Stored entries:
────────────────────

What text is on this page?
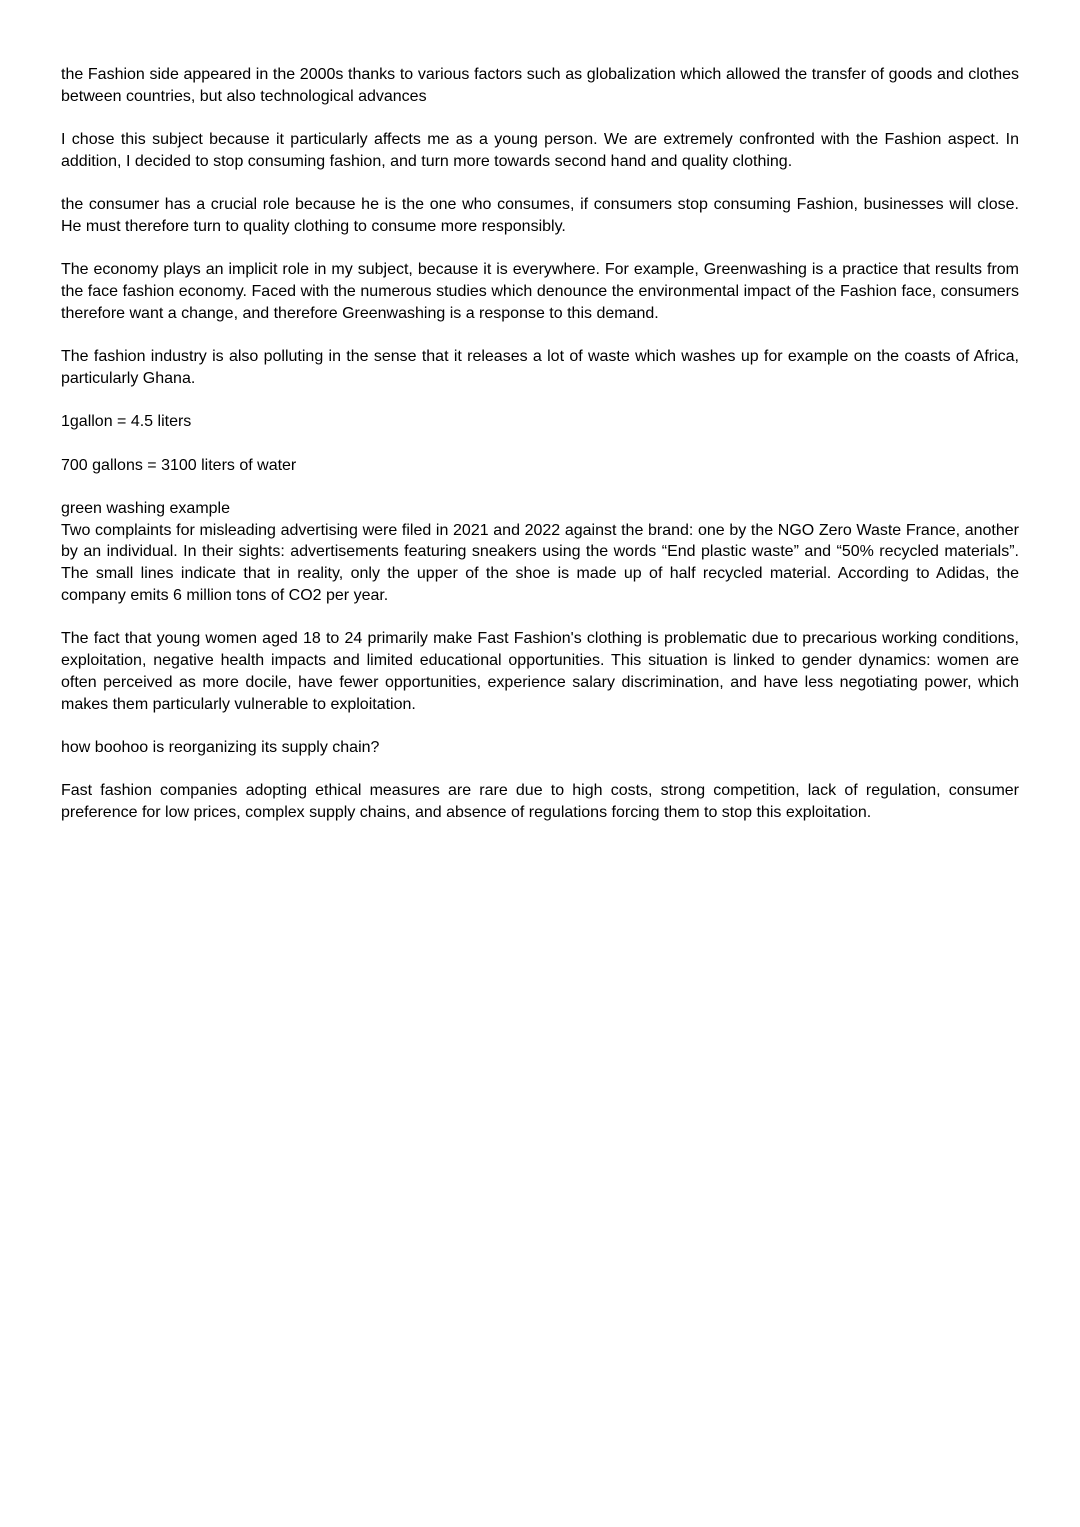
the Fashion side appeared in the 2000s thanks to various factors such as globalization which allowed the transfer of goods and clothes between countries, but also technological advances

I chose this subject because it particularly affects me as a young person. We are extremely confronted with the Fashion aspect. In addition, I decided to stop consuming fashion, and turn more towards second hand and quality clothing.

the consumer has a crucial role because he is the one who consumes, if consumers stop consuming Fashion, businesses will close. He must therefore turn to quality clothing to consume more responsibly.

The economy plays an implicit role in my subject, because it is everywhere. For example, Greenwashing is a practice that results from the face fashion economy. Faced with the numerous studies which denounce the environmental impact of the Fashion face, consumers therefore want a change, and therefore Greenwashing is a response to this demand.

The fashion industry is also polluting in the sense that it releases a lot of waste which washes up for example on the coasts of Africa, particularly Ghana.

1gallon = 4.5 liters

700 gallons = 3100 liters of water

green washing example

Two complaints for misleading advertising were filed in 2021 and 2022 against the brand: one by the NGO Zero Waste France, another by an individual. In their sights: advertisements featuring sneakers using the words “End plastic waste” and “50% recycled materials”. The small lines indicate that in reality, only the upper of the shoe is made up of half recycled material. According to Adidas, the company emits 6 million tons of CO2 per year.

The fact that young women aged 18 to 24 primarily make Fast Fashion's clothing is problematic due to precarious working conditions, exploitation, negative health impacts and limited educational opportunities. This situation is linked to gender dynamics: women are often perceived as more docile, have fewer opportunities, experience salary discrimination, and have less negotiating power, which makes them particularly vulnerable to exploitation.

how boohoo is reorganizing its supply chain?

Fast fashion companies adopting ethical measures are rare due to high costs, strong competition, lack of regulation, consumer preference for low prices, complex supply chains, and absence of regulations forcing them to stop this exploitation.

────────────────────

What the task asks:
Retype all entries exactly as they appear, dropping the images.

Answer to this problem:
What text is on this page?
the Fashion side appeared in the 2000s thanks to various factors such as globalization which allowed the transfer of goods and clothes between countries, but also technological advances

I chose this subject because it particularly affects me as a young person. We are extremely confronted with the Fashion aspect. In addition, I decided to stop consuming fashion, and turn more towards second hand and quality clothing.

the consumer has a crucial role because he is the one who consumes, if consumers stop consuming Fashion, businesses will close. He must therefore turn to quality clothing to consume more responsibly.

The economy plays an implicit role in my subject, because it is everywhere. For example, Greenwashing is a practice that results from the face fashion economy. Faced with the numerous studies which denounce the environmental impact of the Fashion face, consumers therefore want a change, and therefore Greenwashing is a response to this demand.

The fashion industry is also polluting in the sense that it releases a lot of waste which washes up for example on the coasts of Africa, particularly Ghana.

1gallon = 4.5 liters

700 gallons = 3100 liters of water

green washing example

Two complaints for misleading advertising were filed in 2021 and 2022 against the brand: one by the NGO Zero Waste France, another by an individual. In their sights: advertisements featuring sneakers using the words “End plastic waste” and “50% recycled materials”. The small lines indicate that in reality, only the upper of the shoe is made up of half recycled material. According to Adidas, the company emits 6 million tons of CO2 per year.

The fact that young women aged 18 to 24 primarily make Fast Fashion's clothing is problematic due to precarious working conditions, exploitation, negative health impacts and limited educational opportunities. This situation is linked to gender dynamics: women are often perceived as more docile, have fewer opportunities, experience salary discrimination, and have less negotiating power, which makes them particularly vulnerable to exploitation.

how boohoo is reorganizing its supply chain?

Fast fashion companies adopting ethical measures are rare due to high costs, strong competition, lack of regulation, consumer preference for low prices, complex supply chains, and absence of regulations forcing them to stop this exploitation.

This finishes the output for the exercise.